• **Exercise objective**: Which lines hold the string "JSON"? Copy every one of them.

• **Chart and figure data**:
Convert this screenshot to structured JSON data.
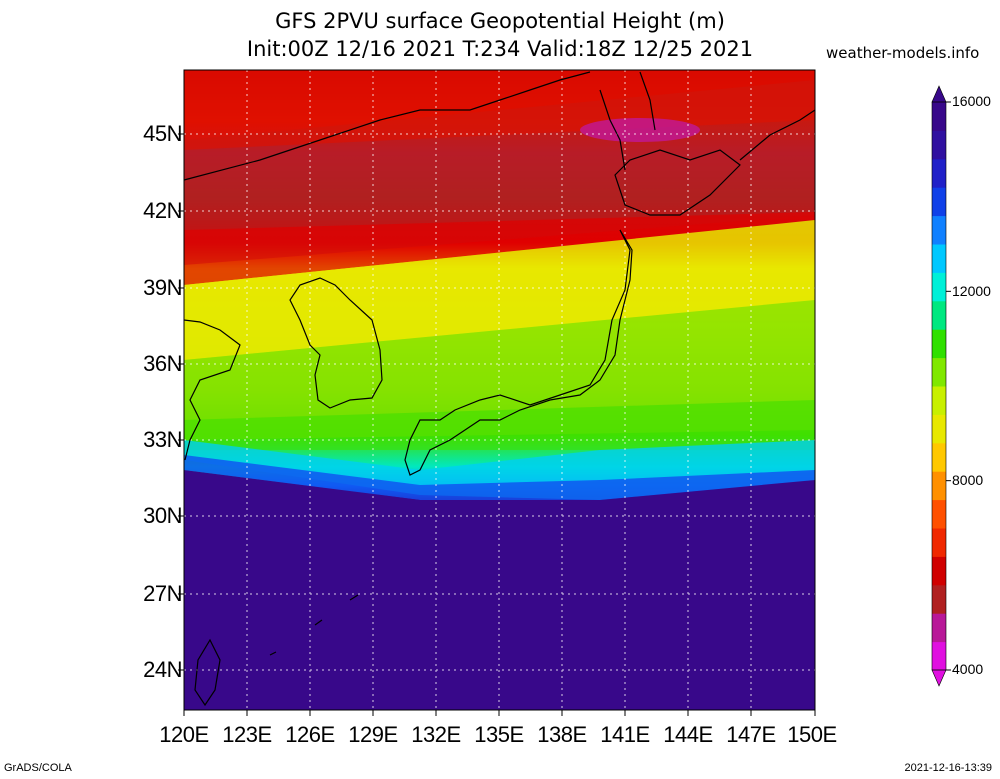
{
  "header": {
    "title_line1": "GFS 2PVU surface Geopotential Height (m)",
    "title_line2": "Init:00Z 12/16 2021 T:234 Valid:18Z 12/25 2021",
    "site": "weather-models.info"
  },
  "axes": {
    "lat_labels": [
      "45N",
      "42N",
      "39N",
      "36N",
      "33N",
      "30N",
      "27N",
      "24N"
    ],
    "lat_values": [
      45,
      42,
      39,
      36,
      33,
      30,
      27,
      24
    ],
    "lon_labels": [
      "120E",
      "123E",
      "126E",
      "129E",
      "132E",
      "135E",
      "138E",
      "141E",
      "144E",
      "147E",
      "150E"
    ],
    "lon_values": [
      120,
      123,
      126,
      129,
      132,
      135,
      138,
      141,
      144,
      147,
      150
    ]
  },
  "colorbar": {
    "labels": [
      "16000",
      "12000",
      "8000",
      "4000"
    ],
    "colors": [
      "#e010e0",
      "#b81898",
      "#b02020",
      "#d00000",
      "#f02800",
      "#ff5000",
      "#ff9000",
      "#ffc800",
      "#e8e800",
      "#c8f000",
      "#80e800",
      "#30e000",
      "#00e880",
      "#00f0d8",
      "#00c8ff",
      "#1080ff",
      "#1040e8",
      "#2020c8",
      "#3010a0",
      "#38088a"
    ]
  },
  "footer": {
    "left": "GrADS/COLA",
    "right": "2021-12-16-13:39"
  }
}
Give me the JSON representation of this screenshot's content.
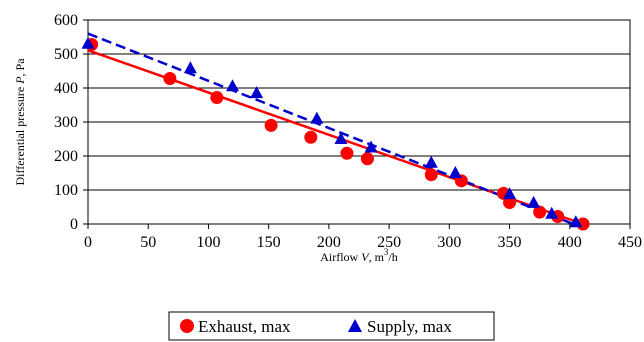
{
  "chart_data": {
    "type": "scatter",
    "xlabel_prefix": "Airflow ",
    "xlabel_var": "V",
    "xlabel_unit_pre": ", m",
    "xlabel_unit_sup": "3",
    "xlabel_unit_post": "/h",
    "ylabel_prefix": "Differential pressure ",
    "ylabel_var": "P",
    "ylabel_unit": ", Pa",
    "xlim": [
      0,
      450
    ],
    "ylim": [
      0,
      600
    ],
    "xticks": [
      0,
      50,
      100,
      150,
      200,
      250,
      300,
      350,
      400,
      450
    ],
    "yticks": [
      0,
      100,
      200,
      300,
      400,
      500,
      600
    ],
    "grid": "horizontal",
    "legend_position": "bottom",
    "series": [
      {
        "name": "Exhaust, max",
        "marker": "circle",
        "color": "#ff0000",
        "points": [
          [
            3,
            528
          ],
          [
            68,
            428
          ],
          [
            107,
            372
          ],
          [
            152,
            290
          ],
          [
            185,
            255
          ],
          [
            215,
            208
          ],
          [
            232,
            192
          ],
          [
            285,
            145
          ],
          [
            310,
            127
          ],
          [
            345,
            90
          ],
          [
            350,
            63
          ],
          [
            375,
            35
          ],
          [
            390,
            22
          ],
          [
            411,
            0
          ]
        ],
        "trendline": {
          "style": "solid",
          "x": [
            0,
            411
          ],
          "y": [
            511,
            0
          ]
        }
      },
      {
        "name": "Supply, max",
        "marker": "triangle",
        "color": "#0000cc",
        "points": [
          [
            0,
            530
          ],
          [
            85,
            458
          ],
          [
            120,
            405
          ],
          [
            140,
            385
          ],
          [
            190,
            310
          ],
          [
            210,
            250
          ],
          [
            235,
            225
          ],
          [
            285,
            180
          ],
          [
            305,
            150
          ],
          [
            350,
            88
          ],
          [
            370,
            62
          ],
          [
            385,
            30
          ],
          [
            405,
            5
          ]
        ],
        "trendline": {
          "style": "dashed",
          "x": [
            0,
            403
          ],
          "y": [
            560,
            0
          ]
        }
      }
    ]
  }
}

• **Complete answer**:
Convert this screenshot to structured JSON data.
Give me the JSON representation of this screenshot's content.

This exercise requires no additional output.